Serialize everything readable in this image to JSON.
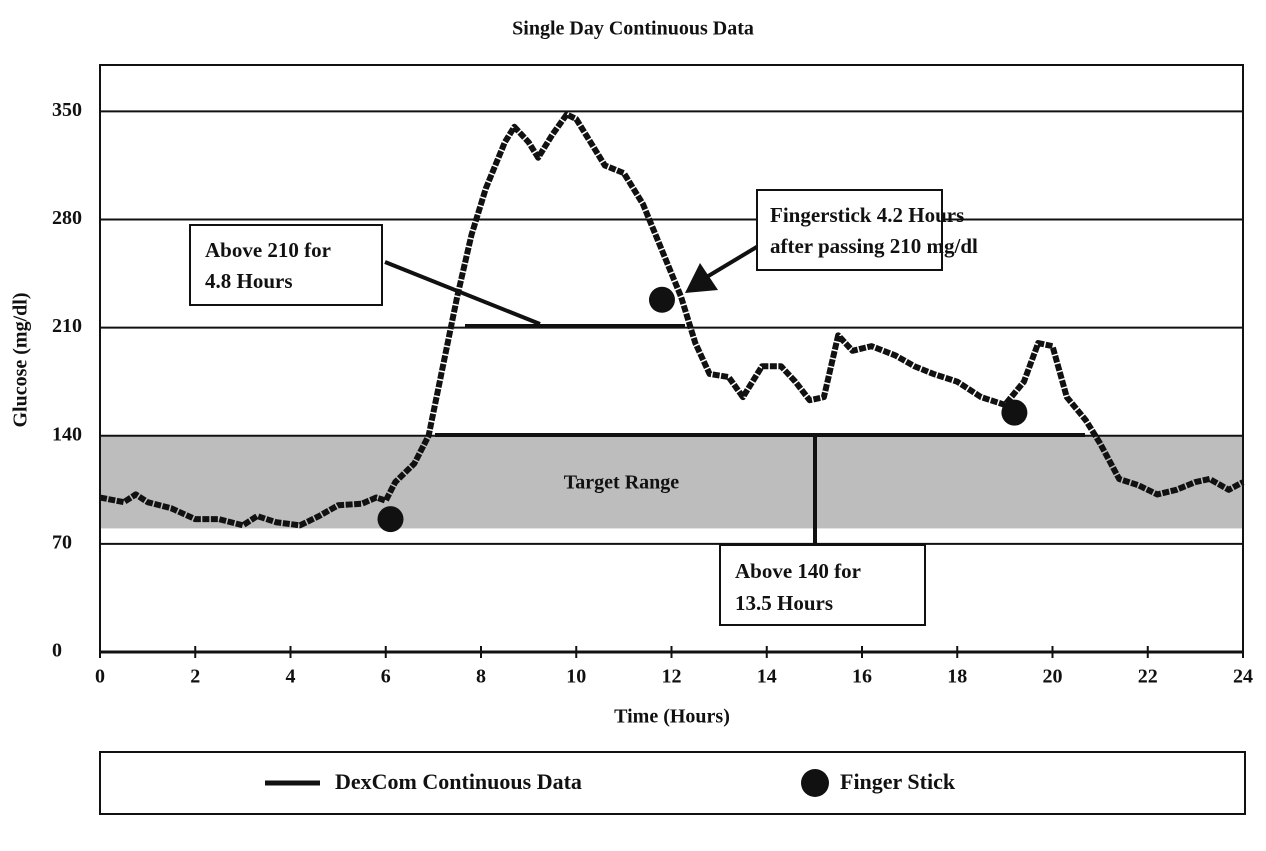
{
  "chart_data": {
    "type": "line",
    "title": "Single Day Continuous Data",
    "xlabel": "Time (Hours)",
    "ylabel": "Glucose (mg/dl)",
    "xlim": [
      0,
      24
    ],
    "xticks": [
      0,
      2,
      4,
      6,
      8,
      10,
      12,
      14,
      16,
      18,
      20,
      22,
      24
    ],
    "ylim": [
      0,
      380
    ],
    "yticks": [
      0,
      70,
      140,
      210,
      280,
      350
    ],
    "grid": true,
    "target_range": [
      80,
      140
    ],
    "target_label": "Target Range",
    "series": [
      {
        "name": "DexCom Continuous Data",
        "color": "#111111",
        "style": "line",
        "x": [
          0,
          0.5,
          0.75,
          1,
          1.5,
          2,
          2.5,
          3,
          3.3,
          3.7,
          4.2,
          4.6,
          5,
          5.5,
          5.8,
          6,
          6.2,
          6.6,
          6.9,
          7.1,
          7.3,
          7.5,
          7.8,
          8.1,
          8.5,
          8.7,
          9,
          9.2,
          9.5,
          9.8,
          10,
          10.3,
          10.6,
          11,
          11.4,
          11.8,
          12.2,
          12.5,
          12.8,
          13.2,
          13.5,
          13.9,
          14.3,
          14.6,
          14.9,
          15.2,
          15.5,
          15.8,
          16.2,
          16.7,
          17.1,
          17.5,
          18,
          18.5,
          19,
          19.4,
          19.7,
          20,
          20.3,
          20.7,
          21,
          21.4,
          21.8,
          22.2,
          22.6,
          23,
          23.3,
          23.7,
          24
        ],
        "values": [
          100,
          97,
          102,
          97,
          93,
          86,
          86,
          82,
          88,
          84,
          82,
          88,
          95,
          96,
          100,
          98,
          110,
          122,
          140,
          170,
          200,
          230,
          270,
          300,
          330,
          340,
          330,
          320,
          335,
          348,
          345,
          330,
          315,
          310,
          290,
          260,
          230,
          200,
          180,
          178,
          165,
          185,
          185,
          175,
          163,
          165,
          205,
          195,
          198,
          192,
          185,
          180,
          175,
          165,
          160,
          175,
          200,
          198,
          165,
          150,
          135,
          112,
          108,
          102,
          105,
          110,
          112,
          105,
          110
        ]
      },
      {
        "name": "Finger Stick",
        "color": "#111111",
        "style": "marker",
        "x": [
          6.1,
          11.8,
          19.2
        ],
        "values": [
          86,
          228,
          155
        ]
      }
    ],
    "annotations": [
      {
        "lines": [
          "Above 210 for",
          "4.8 Hours"
        ]
      },
      {
        "lines": [
          "Fingerstick 4.2 Hours",
          "after passing 210 mg/dl"
        ]
      },
      {
        "lines": [
          "Above 140 for",
          "13.5 Hours"
        ]
      }
    ]
  }
}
- - -
▸ **Exercise**:
Each line of the data should be quoted exactly, with pictures left out.

▸ **Solution for this problem**:
Serialize everything readable in this image to JSON.
{
  "chart_data": {
    "type": "line",
    "title": "Single Day Continuous Data",
    "xlabel": "Time (Hours)",
    "ylabel": "Glucose (mg/dl)",
    "xlim": [
      0,
      24
    ],
    "xticks": [
      0,
      2,
      4,
      6,
      8,
      10,
      12,
      14,
      16,
      18,
      20,
      22,
      24
    ],
    "ylim": [
      0,
      380
    ],
    "yticks": [
      0,
      70,
      140,
      210,
      280,
      350
    ],
    "grid": true,
    "target_range": [
      80,
      140
    ],
    "target_label": "Target Range",
    "series": [
      {
        "name": "DexCom Continuous Data",
        "color": "#111111",
        "style": "line",
        "x": [
          0,
          0.5,
          0.75,
          1,
          1.5,
          2,
          2.5,
          3,
          3.3,
          3.7,
          4.2,
          4.6,
          5,
          5.5,
          5.8,
          6,
          6.2,
          6.6,
          6.9,
          7.1,
          7.3,
          7.5,
          7.8,
          8.1,
          8.5,
          8.7,
          9,
          9.2,
          9.5,
          9.8,
          10,
          10.3,
          10.6,
          11,
          11.4,
          11.8,
          12.2,
          12.5,
          12.8,
          13.2,
          13.5,
          13.9,
          14.3,
          14.6,
          14.9,
          15.2,
          15.5,
          15.8,
          16.2,
          16.7,
          17.1,
          17.5,
          18,
          18.5,
          19,
          19.4,
          19.7,
          20,
          20.3,
          20.7,
          21,
          21.4,
          21.8,
          22.2,
          22.6,
          23,
          23.3,
          23.7,
          24
        ],
        "values": [
          100,
          97,
          102,
          97,
          93,
          86,
          86,
          82,
          88,
          84,
          82,
          88,
          95,
          96,
          100,
          98,
          110,
          122,
          140,
          170,
          200,
          230,
          270,
          300,
          330,
          340,
          330,
          320,
          335,
          348,
          345,
          330,
          315,
          310,
          290,
          260,
          230,
          200,
          180,
          178,
          165,
          185,
          185,
          175,
          163,
          165,
          205,
          195,
          198,
          192,
          185,
          180,
          175,
          165,
          160,
          175,
          200,
          198,
          165,
          150,
          135,
          112,
          108,
          102,
          105,
          110,
          112,
          105,
          110
        ]
      },
      {
        "name": "Finger Stick",
        "color": "#111111",
        "style": "marker",
        "x": [
          6.1,
          11.8,
          19.2
        ],
        "values": [
          86,
          228,
          155
        ]
      }
    ],
    "annotations": [
      {
        "lines": [
          "Above 210 for",
          "4.8 Hours"
        ]
      },
      {
        "lines": [
          "Fingerstick 4.2 Hours",
          "after passing 210 mg/dl"
        ]
      },
      {
        "lines": [
          "Above 140 for",
          "13.5 Hours"
        ]
      }
    ]
  }
}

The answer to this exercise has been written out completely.